:: Exercise task ::
Copy out all of the data below, changing every "Patent image size" to "Drawing size" and keeping everything else the same. Leave the pictures out.

:: Data in this exercise ::
┄┄┄┄┄┄┄┄┄┄┄┄┄┄┄┄┄┄┄┄

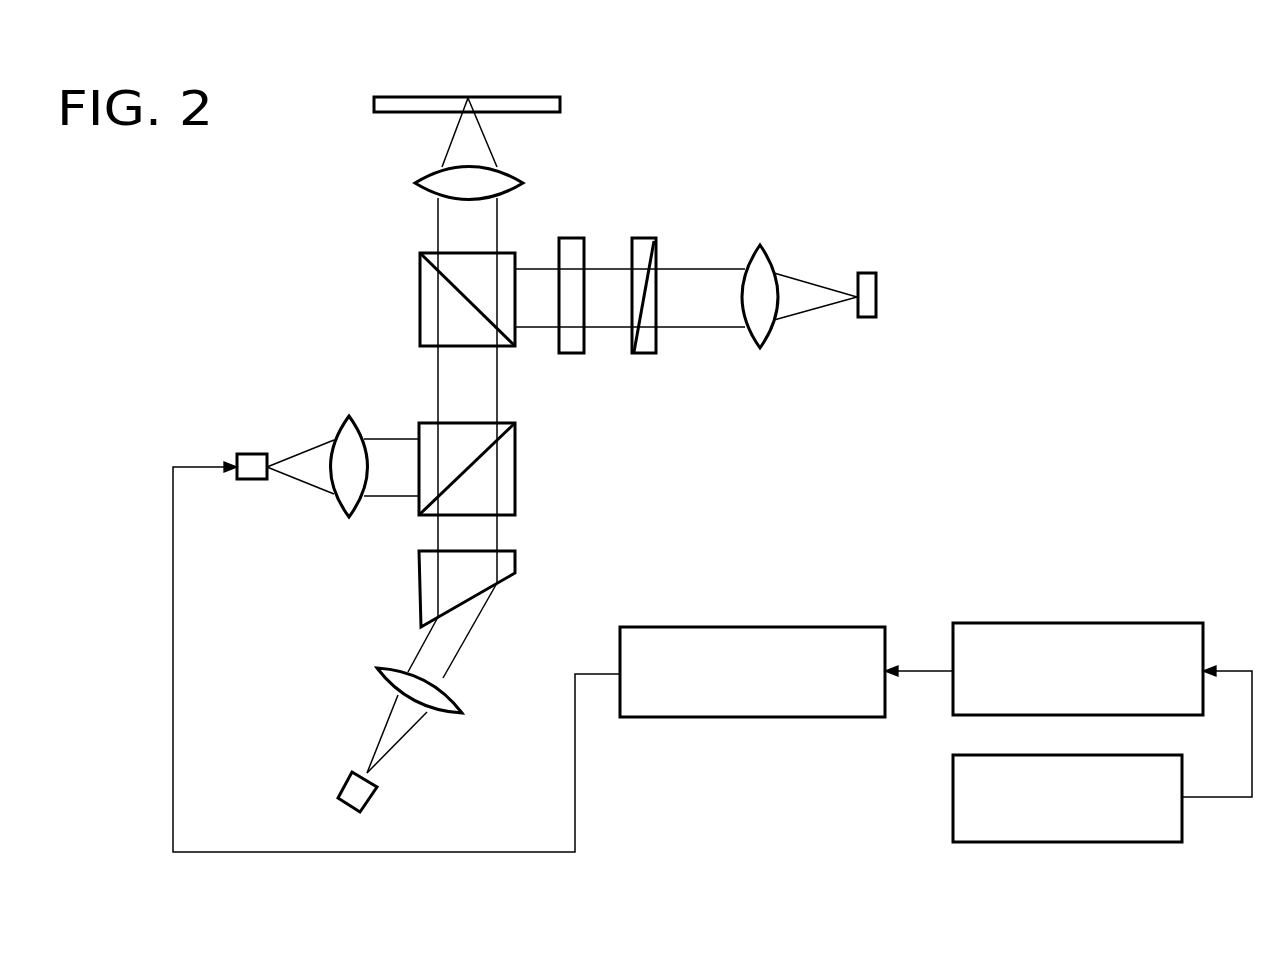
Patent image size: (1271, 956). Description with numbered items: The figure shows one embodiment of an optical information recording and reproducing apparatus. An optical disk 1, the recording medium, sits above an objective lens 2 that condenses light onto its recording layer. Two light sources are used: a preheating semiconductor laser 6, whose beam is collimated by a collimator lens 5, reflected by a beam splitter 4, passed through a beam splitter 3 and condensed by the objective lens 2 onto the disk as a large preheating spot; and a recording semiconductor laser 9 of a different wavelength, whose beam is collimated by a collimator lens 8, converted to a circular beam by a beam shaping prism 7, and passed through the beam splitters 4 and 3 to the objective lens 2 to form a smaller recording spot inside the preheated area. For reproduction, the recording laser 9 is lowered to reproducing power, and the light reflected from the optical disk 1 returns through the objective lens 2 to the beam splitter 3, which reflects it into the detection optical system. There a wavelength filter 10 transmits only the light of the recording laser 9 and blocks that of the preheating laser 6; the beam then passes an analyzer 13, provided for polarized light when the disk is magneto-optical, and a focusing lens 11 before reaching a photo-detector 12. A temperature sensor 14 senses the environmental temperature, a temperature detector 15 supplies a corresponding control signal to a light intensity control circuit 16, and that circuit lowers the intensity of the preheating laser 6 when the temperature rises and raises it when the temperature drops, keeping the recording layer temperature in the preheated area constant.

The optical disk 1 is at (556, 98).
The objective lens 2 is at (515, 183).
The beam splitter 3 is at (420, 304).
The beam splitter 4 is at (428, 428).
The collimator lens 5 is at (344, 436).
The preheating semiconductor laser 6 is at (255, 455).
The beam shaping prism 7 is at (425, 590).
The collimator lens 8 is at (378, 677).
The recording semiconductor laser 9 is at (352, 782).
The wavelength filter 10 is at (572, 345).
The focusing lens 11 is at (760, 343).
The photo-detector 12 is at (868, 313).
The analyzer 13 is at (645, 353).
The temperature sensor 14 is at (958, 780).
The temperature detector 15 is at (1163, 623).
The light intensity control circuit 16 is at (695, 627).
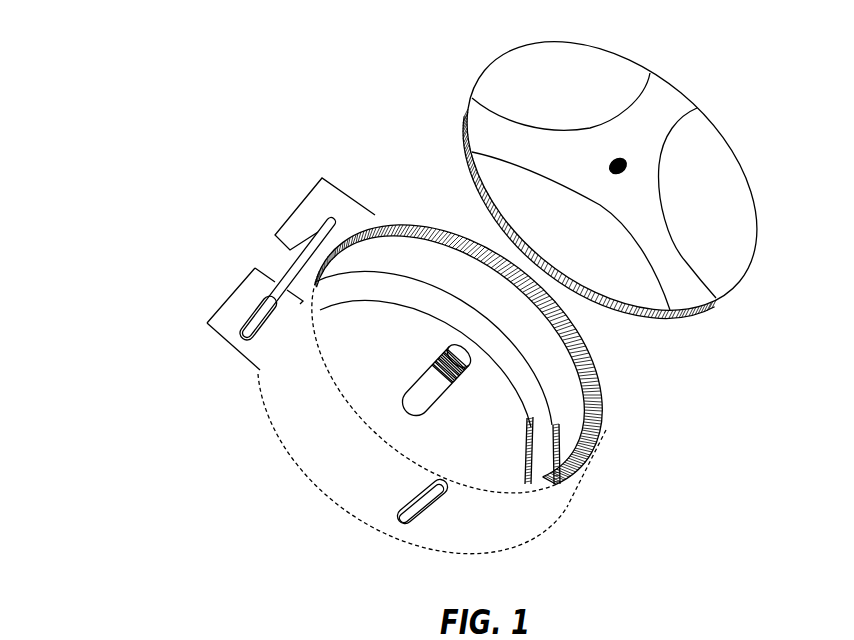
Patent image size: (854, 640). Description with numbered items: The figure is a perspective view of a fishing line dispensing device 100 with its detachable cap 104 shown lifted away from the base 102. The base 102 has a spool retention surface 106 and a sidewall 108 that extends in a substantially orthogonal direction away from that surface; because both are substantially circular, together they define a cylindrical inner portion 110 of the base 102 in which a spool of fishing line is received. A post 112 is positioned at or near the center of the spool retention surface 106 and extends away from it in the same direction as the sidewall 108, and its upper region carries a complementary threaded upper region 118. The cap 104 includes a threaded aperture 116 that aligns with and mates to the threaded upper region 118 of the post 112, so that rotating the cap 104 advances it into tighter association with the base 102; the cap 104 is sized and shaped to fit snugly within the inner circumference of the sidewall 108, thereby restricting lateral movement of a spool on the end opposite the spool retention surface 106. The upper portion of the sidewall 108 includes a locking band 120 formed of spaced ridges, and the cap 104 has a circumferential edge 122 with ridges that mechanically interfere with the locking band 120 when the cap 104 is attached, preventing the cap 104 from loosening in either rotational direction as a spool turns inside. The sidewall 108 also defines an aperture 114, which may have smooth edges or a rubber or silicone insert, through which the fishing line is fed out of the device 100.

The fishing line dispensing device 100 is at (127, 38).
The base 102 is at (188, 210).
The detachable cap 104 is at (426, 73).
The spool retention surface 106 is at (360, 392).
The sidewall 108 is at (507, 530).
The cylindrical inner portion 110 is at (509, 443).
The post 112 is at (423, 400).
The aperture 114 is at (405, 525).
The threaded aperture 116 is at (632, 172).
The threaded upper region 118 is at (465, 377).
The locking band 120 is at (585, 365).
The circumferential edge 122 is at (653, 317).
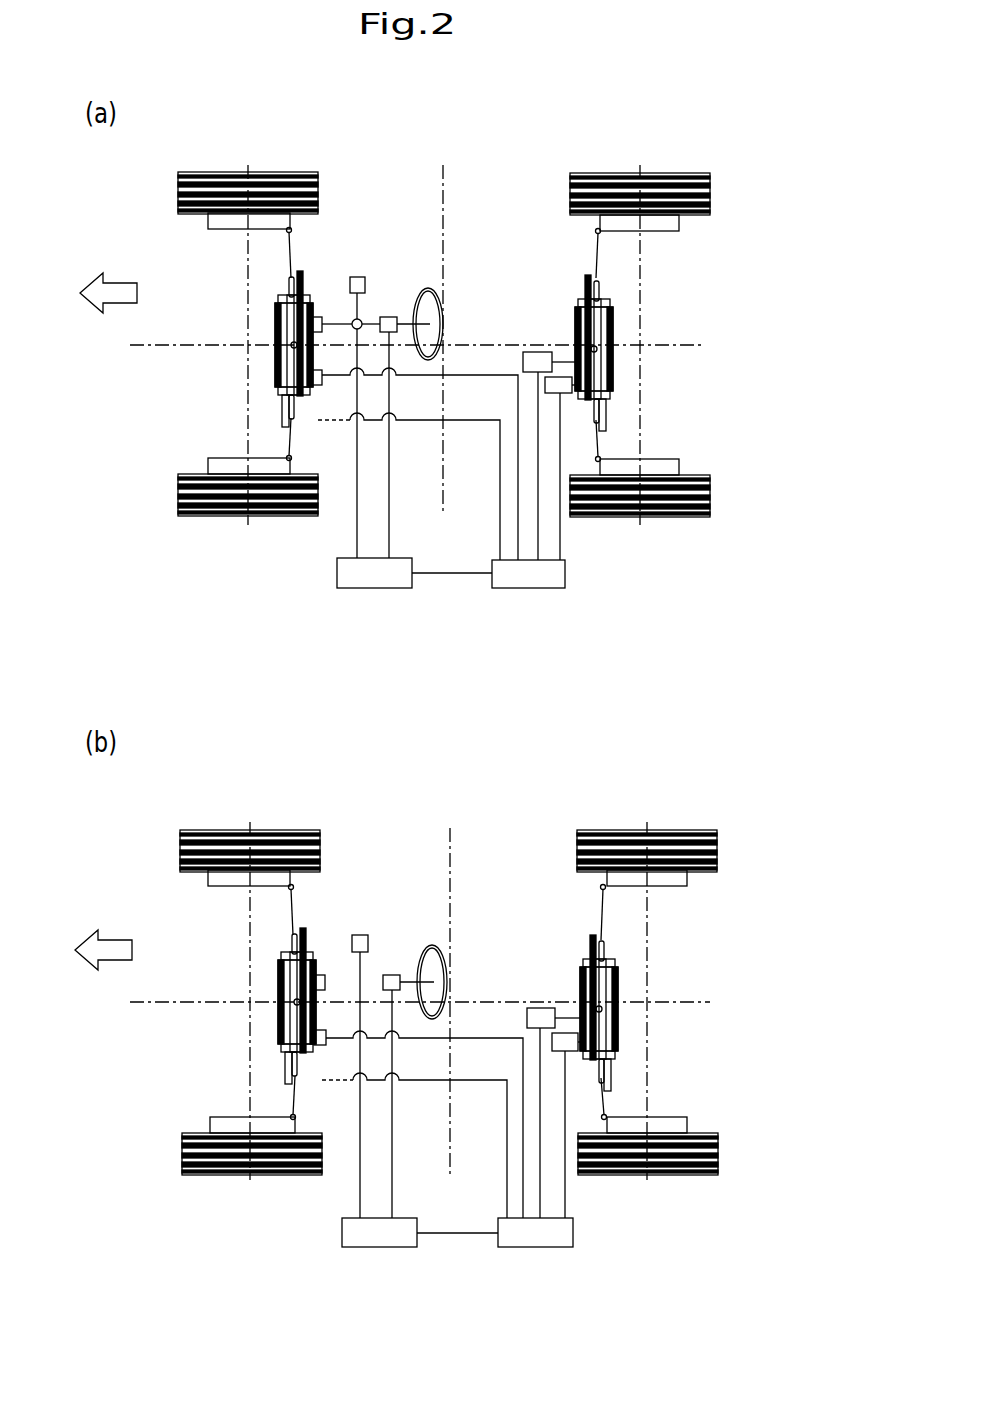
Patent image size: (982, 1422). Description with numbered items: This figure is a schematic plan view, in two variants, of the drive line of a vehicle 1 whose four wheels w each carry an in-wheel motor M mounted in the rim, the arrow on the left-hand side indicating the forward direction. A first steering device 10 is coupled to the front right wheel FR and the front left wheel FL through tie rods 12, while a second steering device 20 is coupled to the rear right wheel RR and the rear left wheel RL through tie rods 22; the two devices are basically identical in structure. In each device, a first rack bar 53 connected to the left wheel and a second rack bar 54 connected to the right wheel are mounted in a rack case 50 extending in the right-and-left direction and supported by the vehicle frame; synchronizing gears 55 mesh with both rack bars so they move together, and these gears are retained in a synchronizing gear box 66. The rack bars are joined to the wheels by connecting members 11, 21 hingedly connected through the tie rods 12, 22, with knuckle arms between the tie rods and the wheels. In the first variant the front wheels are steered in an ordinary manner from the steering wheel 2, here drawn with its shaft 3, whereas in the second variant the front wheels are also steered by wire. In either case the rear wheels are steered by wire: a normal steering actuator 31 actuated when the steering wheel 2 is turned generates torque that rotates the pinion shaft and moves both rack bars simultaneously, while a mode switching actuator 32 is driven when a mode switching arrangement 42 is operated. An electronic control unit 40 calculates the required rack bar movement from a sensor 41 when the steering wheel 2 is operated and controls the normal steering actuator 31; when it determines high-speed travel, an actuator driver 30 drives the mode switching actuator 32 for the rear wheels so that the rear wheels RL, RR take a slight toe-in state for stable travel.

┄┄┄┄┄┄┄┄┄┄┄┄┄┄┄┄┄┄┄┄

:: Task output ::
Drawing size: (1271, 956). Description with numbered items: The figure shows one embodiment of an optical information recording and reproducing apparatus. An optical disk 1, the recording medium, sits above an objective lens 2 that condenses light onto its recording layer. Two light sources are used: a preheating semiconductor laser 6, whose beam is collimated by a collimator lens 5, reflected by a beam splitter 4, passed through a beam splitter 3 and condensed by the objective lens 2 onto the disk as a large preheating spot; and a recording semiconductor laser 9 of a different wavelength, whose beam is collimated by a collimator lens 8, converted to a circular beam by a beam shaping prism 7, and passed through the beam splitters 4 and 3 to the objective lens 2 to form a smaller recording spot inside the preheated area. For reproduction, the recording laser 9 is lowered to reproducing power, and the light reflected from the optical disk 1 returns through the objective lens 2 to the beam splitter 3, which reflects it into the detection optical system. There a wavelength filter 10 transmits only the light of the recording laser 9 and blocks that of the preheating laser 6; the beam then passes an analyzer 13, provided for polarized light when the disk is magneto-optical, and a focusing lens 11 before reaching a photo-detector 12. A temperature sensor 14 senses the environmental temperature, a temperature detector 15 supplies a corresponding control signal to a light intensity control circuit 16, and that circuit lowers the intensity of the preheating laser 6 when the temperature rises and raises it when the temperature drops, keeping the recording layer temperature in the preheated area constant.

The optical disk 1 is at (556, 98).
The objective lens 2 is at (515, 183).
The beam splitter 3 is at (420, 304).
The beam splitter 4 is at (428, 428).
The collimator lens 5 is at (344, 436).
The preheating semiconductor laser 6 is at (255, 455).
The beam shaping prism 7 is at (425, 590).
The collimator lens 8 is at (378, 677).
The recording semiconductor laser 9 is at (352, 782).
The wavelength filter 10 is at (572, 345).
The focusing lens 11 is at (760, 343).
The photo-detector 12 is at (868, 313).
The analyzer 13 is at (645, 353).
The temperature sensor 14 is at (958, 780).
The temperature detector 15 is at (1163, 623).
The light intensity control circuit 16 is at (695, 627).
Drawing size: (854, 640). Description with numbered items: The figure is a perspective view of a fishing line dispensing device 100 with its detachable cap 104 shown lifted away from the base 102. The base 102 has a spool retention surface 106 and a sidewall 108 that extends in a substantially orthogonal direction away from that surface; because both are substantially circular, together they define a cylindrical inner portion 110 of the base 102 in which a spool of fishing line is received. A post 112 is positioned at or near the center of the spool retention surface 106 and extends away from it in the same direction as the sidewall 108, and its upper region carries a complementary threaded upper region 118. The cap 104 includes a threaded aperture 116 that aligns with and mates to the threaded upper region 118 of the post 112, so that rotating the cap 104 advances it into tighter association with the base 102; the cap 104 is sized and shaped to fit snugly within the inner circumference of the sidewall 108, thereby restricting lateral movement of a spool on the end opposite the spool retention surface 106. The upper portion of the sidewall 108 includes a locking band 120 formed of spaced ridges, and the cap 104 has a circumferential edge 122 with ridges that mechanically interfere with the locking band 120 when the cap 104 is attached, preventing the cap 104 from loosening in either rotational direction as a spool turns inside. The sidewall 108 also defines an aperture 114, which may have smooth edges or a rubber or silicone insert, through which the fishing line is fed out of the device 100.

The fishing line dispensing device 100 is at (127, 38).
The base 102 is at (188, 210).
The detachable cap 104 is at (426, 73).
The spool retention surface 106 is at (360, 392).
The sidewall 108 is at (507, 530).
The cylindrical inner portion 110 is at (509, 443).
The post 112 is at (423, 400).
The aperture 114 is at (405, 525).
The threaded aperture 116 is at (632, 172).
The threaded upper region 118 is at (465, 377).
The locking band 120 is at (585, 365).
The circumferential edge 122 is at (653, 317).
Drawing size: (982, 1422). Description with numbered items: This figure is a schematic plan view, in two variants, of the drive line of a vehicle 1 whose four wheels w each carry an in-wheel motor M mounted in the rim, the arrow on the left-hand side indicating the forward direction. A first steering device 10 is coupled to the front right wheel FR and the front left wheel FL through tie rods 12, while a second steering device 20 is coupled to the rear right wheel RR and the rear left wheel RL through tie rods 22; the two devices are basically identical in structure. In each device, a first rack bar 53 connected to the left wheel and a second rack bar 54 connected to the right wheel are mounted in a rack case 50 extending in the right-and-left direction and supported by the vehicle frame; synchronizing gears 55 mesh with both rack bars so they move together, and these gears are retained in a synchronizing gear box 66. The rack bars are joined to the wheels by connecting members 11, 21 hingedly connected through the tie rods 12, 22, with knuckle arms between the tie rods and the wheels. In the first variant the front wheels are steered in an ordinary manner from the steering wheel 2, here drawn with its shaft 3, whereas in the second variant the front wheels are also steered by wire. In either case the rear wheels are steered by wire: a normal steering actuator 31 actuated when the steering wheel 2 is turned generates torque that rotates the pinion shaft and moves both rack bars simultaneously, while a mode switching actuator 32 is driven when a mode switching arrangement 42 is operated. An electronic control unit 40 calculates the required rack bar movement from a sensor 41 when the steering wheel 2 is operated and controls the normal steering actuator 31; when it determines high-speed travel, an actuator driver 30 drives the mode switching actuator 32 for the rear wheels so that the rear wheels RL, RR take a slight toe-in state for stable travel.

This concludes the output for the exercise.